• Passage given:

English
Published: 2004-09-13 06:00:29 CEST
Citycon Oyj
Company Announcement
CITYCON OYJ PREPARING A SHARE OFFERING T
CITYCON OYJ    Stock Exchange Release 13 September 2004 at 08.00
a.m.

CITYCON OYJ PREPARING A SHARE OFFERING TO SELECTED INSTITUTIONAL

INVESTORS; RECEIPT OF BIDS WILL COMMENCE ON 13 SEPTEMBER 2004

The Board of
Directors ("Board") of Citycon Oyj ("Citycon" or "the 
Company") has decided
to start preparations for a share offering. 
Citycon shares will be offered to
a limited number, being less than 
one hundred, of selected Finnish and
international institutional 
investors. The maximum number of new shares to be
offered for 
subscription is 10,000,000 (ten million).

• Dataset excerpt:

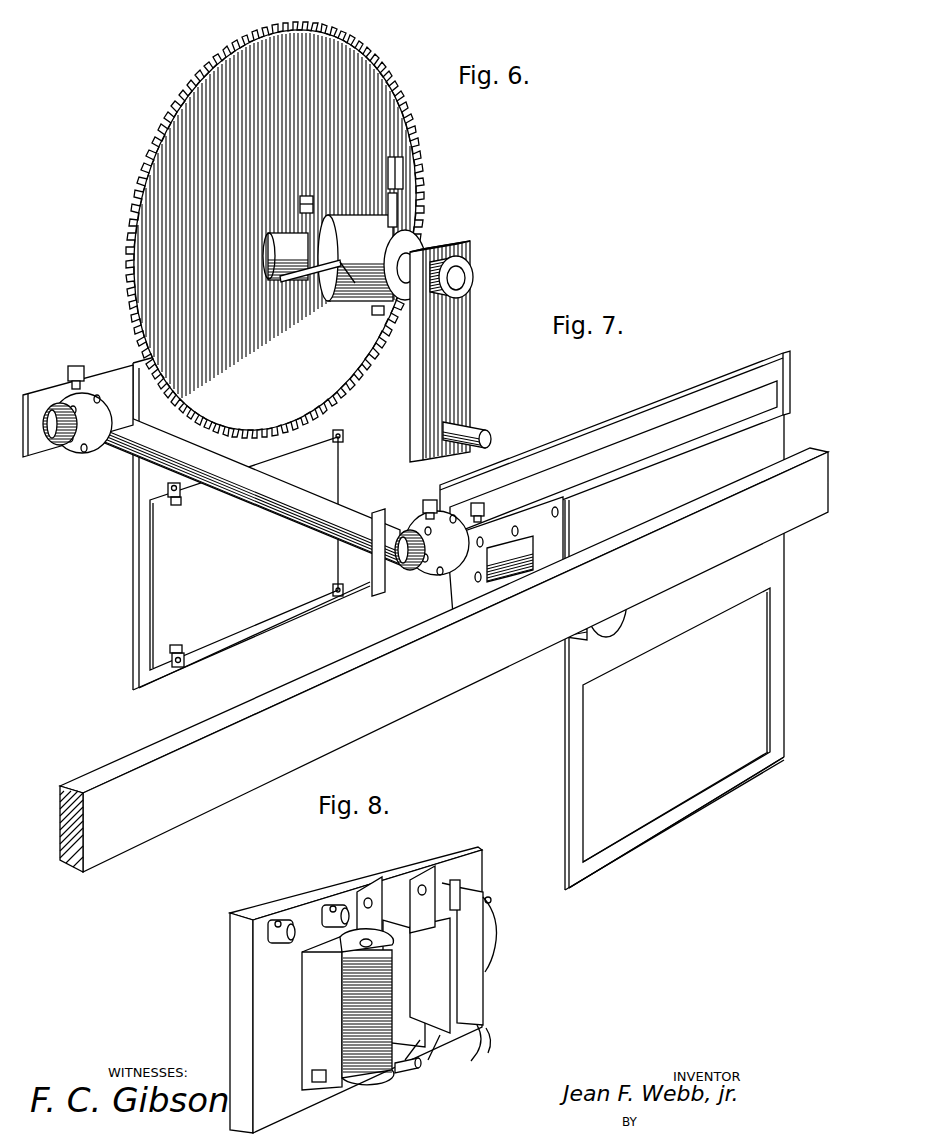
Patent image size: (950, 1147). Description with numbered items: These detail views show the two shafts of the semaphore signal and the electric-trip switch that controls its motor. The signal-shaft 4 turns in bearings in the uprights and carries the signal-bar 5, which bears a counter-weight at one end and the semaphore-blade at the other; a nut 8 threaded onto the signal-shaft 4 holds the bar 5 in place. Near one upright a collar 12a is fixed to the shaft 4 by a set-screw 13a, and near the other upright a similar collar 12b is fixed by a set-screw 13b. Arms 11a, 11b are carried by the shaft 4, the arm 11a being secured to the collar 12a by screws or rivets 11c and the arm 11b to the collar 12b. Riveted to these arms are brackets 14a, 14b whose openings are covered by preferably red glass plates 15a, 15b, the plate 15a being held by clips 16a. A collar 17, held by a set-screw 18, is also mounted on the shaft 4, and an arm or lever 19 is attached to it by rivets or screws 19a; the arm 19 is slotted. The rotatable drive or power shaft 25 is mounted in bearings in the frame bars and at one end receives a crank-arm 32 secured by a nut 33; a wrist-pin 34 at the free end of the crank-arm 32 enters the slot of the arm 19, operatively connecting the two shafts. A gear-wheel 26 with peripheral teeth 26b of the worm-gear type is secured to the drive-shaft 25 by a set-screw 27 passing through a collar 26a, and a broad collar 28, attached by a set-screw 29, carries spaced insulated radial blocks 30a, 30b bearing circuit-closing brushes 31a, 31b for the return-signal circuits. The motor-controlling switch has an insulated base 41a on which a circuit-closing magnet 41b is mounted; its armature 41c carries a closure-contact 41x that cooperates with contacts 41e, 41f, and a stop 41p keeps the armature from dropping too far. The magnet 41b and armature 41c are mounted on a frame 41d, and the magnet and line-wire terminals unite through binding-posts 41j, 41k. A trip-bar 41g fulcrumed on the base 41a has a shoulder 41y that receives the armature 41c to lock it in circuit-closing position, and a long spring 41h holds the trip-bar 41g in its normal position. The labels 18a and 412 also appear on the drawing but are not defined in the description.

• Required actions:
(1) In the Citycon release, write out again the part that opens with the words containing "INVESTORS; RECEIPT OF" and closes with "10,000,000 (ten million).", changing "shares" to "securities".
(2) Carry the Citycon share offering release forward from its last sentence.

• Solved tasks:
(1)
INVESTORS; RECEIPT OF BIDS WILL COMMENCE ON 13 SEPTEMBER 2004

The Board of
Directors ("Board") of Citycon Oyj ("Citycon" or "the 
Company") has decided
to start preparations for a share offering. 
Citycon securities will be offered to
a limited number, being less than 
one hundred, of selected Finnish and
international institutional 
investors. The maximum number of new securities to be
offered for 
subscription is 10,000,000 (ten million).

(2)
Background to the
share offering
Citycon is the market leader for shopping centre business in
Finland 
and is focused on realizing profitable growth by expanding its

property portfolio through acquisitions and property development, by

streamlining its operations and by assessing opportunities to expand 
its
geographical scope. The Company's ability to acquire, develop and 
upgrade
retail business premises and service solutions opens up new 
opportunities for
growth. At present Citycon focuses on Finland. A 
process of assessing
business opportunities in the Scandinavian and 
Baltic countries was initiated
in May 2004. In order to facilitate 
future growth, the Board has decided to
prepare a share offering for 
institutional investors. The deviation from the
pre-emption right 
relates to the Company's wish to expand its shareholder
base in order 
to support growth of the Company and to improve liquidity of
the 
shares. The Board has decided that facilitating future growth and

expansion of the shareholder base are sufficiently weighty financial

reasons to deviate from the shareholders´ pre-emption rights. The 
Board has
made this decision under the authorization of the Annual 
General Meeting of
Citycon of 15 March 2004. The Board will propose to 
invalidate the 3,874,000
treasury shares that Citycon currently holds 
in the next Annual General
Meeting in spring 2005.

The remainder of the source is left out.